[Given problem]: Set down all of the entries word for word, omitting the images they contain.
------------------------------------------------------------------------
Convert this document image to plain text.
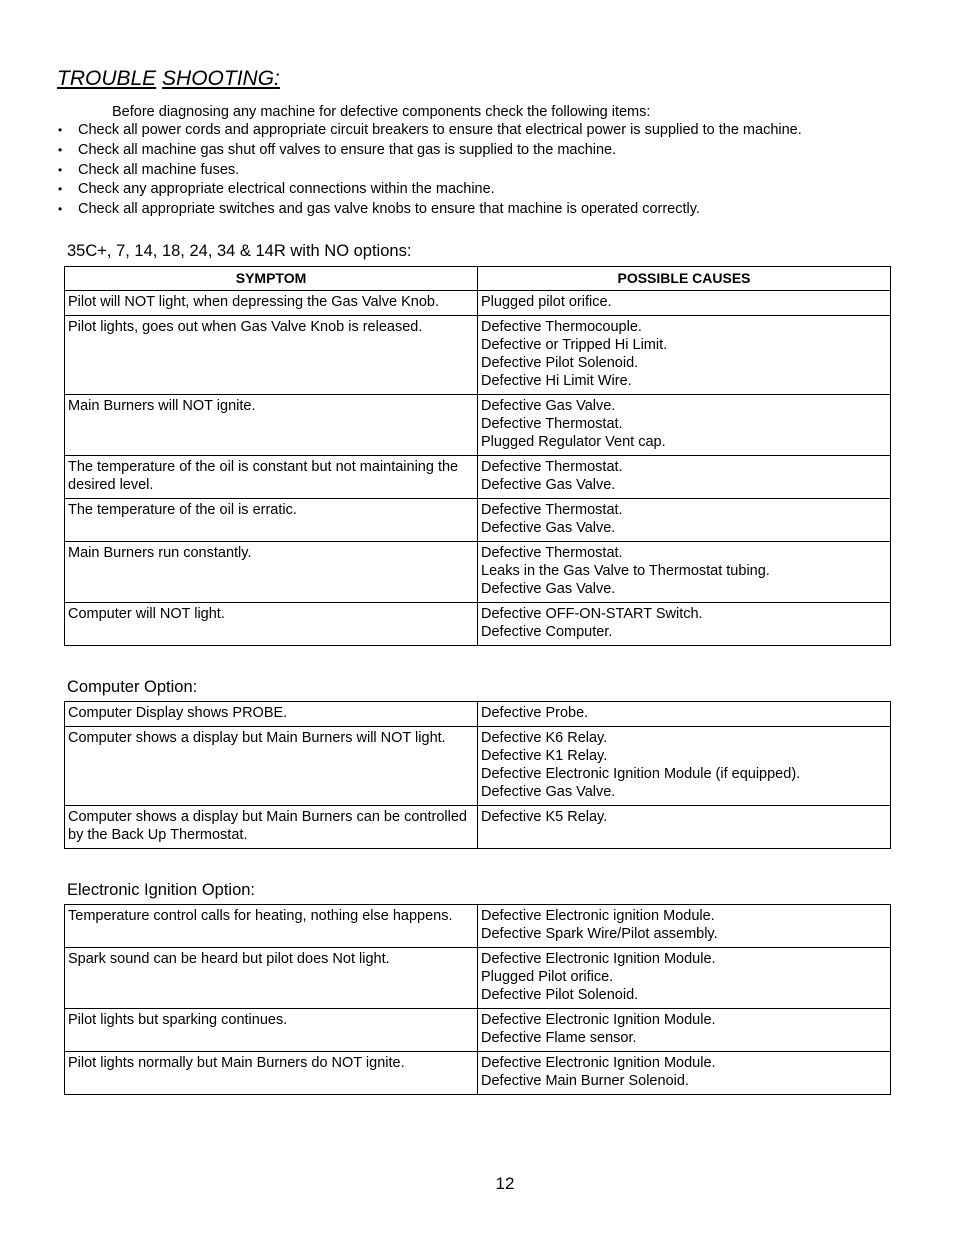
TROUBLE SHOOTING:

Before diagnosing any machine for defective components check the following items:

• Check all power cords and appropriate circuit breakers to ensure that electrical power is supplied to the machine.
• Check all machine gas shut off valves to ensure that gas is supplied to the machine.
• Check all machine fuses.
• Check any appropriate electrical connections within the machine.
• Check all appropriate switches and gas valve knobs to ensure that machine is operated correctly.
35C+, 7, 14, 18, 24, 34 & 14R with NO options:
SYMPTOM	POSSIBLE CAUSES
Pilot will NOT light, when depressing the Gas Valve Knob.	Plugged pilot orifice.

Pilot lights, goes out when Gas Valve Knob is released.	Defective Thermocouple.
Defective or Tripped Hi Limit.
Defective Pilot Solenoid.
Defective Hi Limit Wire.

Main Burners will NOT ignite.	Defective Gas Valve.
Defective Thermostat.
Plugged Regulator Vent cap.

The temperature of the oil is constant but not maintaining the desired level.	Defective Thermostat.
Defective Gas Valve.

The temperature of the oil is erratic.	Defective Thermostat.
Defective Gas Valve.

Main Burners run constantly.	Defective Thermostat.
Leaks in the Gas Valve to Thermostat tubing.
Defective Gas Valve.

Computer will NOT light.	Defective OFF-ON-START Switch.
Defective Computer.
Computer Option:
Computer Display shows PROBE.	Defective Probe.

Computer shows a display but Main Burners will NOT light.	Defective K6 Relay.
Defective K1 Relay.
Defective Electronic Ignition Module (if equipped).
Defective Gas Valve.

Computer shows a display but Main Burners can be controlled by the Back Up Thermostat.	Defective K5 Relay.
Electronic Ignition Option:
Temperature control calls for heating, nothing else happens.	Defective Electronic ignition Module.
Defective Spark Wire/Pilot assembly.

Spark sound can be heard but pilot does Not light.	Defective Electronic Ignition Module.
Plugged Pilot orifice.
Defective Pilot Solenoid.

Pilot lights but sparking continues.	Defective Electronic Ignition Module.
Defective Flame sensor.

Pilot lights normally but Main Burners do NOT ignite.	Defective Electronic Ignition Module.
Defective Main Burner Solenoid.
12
------------------------------------------------------------------------
[Written solution]:
Convert this document image to plain text.
TROUBLE SHOOTING:

Before diagnosing any machine for defective components check the following items:

• Check all power cords and appropriate circuit breakers to ensure that electrical power is supplied to the machine.
• Check all machine gas shut off valves to ensure that gas is supplied to the machine.
• Check all machine fuses.
• Check any appropriate electrical connections within the machine.
• Check all appropriate switches and gas valve knobs to ensure that machine is operated correctly.
35C+, 7, 14, 18, 24, 34 & 14R with NO options:
SYMPTOM	POSSIBLE CAUSES
Pilot will NOT light, when depressing the Gas Valve Knob.	Plugged pilot orifice.

Pilot lights, goes out when Gas Valve Knob is released.	Defective Thermocouple.
Defective or Tripped Hi Limit.
Defective Pilot Solenoid.
Defective Hi Limit Wire.

Main Burners will NOT ignite.	Defective Gas Valve.
Defective Thermostat.
Plugged Regulator Vent cap.

The temperature of the oil is constant but not maintaining the desired level.	Defective Thermostat.
Defective Gas Valve.

The temperature of the oil is erratic.	Defective Thermostat.
Defective Gas Valve.

Main Burners run constantly.	Defective Thermostat.
Leaks in the Gas Valve to Thermostat tubing.
Defective Gas Valve.

Computer will NOT light.	Defective OFF-ON-START Switch.
Defective Computer.
Computer Option:
Computer Display shows PROBE.	Defective Probe.

Computer shows a display but Main Burners will NOT light.	Defective K6 Relay.
Defective K1 Relay.
Defective Electronic Ignition Module (if equipped).
Defective Gas Valve.

Computer shows a display but Main Burners can be controlled by the Back Up Thermostat.	Defective K5 Relay.
Electronic Ignition Option:
Temperature control calls for heating, nothing else happens.	Defective Electronic ignition Module.
Defective Spark Wire/Pilot assembly.

Spark sound can be heard but pilot does Not light.	Defective Electronic Ignition Module.
Plugged Pilot orifice.
Defective Pilot Solenoid.

Pilot lights but sparking continues.	Defective Electronic Ignition Module.
Defective Flame sensor.

Pilot lights normally but Main Burners do NOT ignite.	Defective Electronic Ignition Module.
Defective Main Burner Solenoid.
12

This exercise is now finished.